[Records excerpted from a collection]
::::::
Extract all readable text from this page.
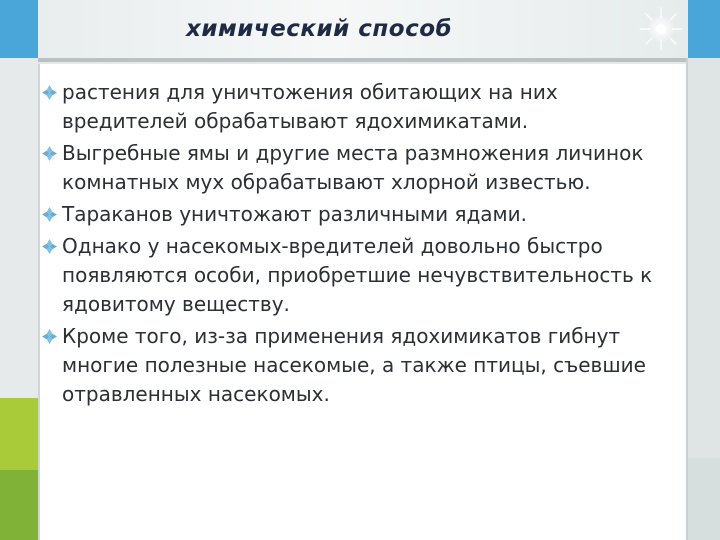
химический способ
растения для уничтожения обитающих на них вредителей обрабатывают ядохимикатами.
Выгребные ямы и другие места размножения личинок комнатных мух обрабатывают хлорной известью.
Тараканов уничтожают различными ядами.
Однако у насекомых-вредителей довольно быстро появляются особи, приобретшие нечувствительность к ядовитому веществу.
Кроме того, из-за применения ядохимикатов гибнут многие полезные насекомые, а также птицы, съевшие отравленных насекомых.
::::::
AIM:
Leave out the pictures and print every line of the data exactly.

ANSWER TO THE TASK:
Extract all readable text from this page.
химический способ
растения для уничтожения обитающих на них вредителей обрабатывают ядохимикатами.
Выгребные ямы и другие места размножения личинок комнатных мух обрабатывают хлорной известью.
Тараканов уничтожают различными ядами.
Однако у насекомых-вредителей довольно быстро появляются особи, приобретшие нечувствительность к ядовитому веществу.
Кроме того, из-за применения ядохимикатов гибнут многие полезные насекомые, а также птицы, съевшие отравленных насекомых.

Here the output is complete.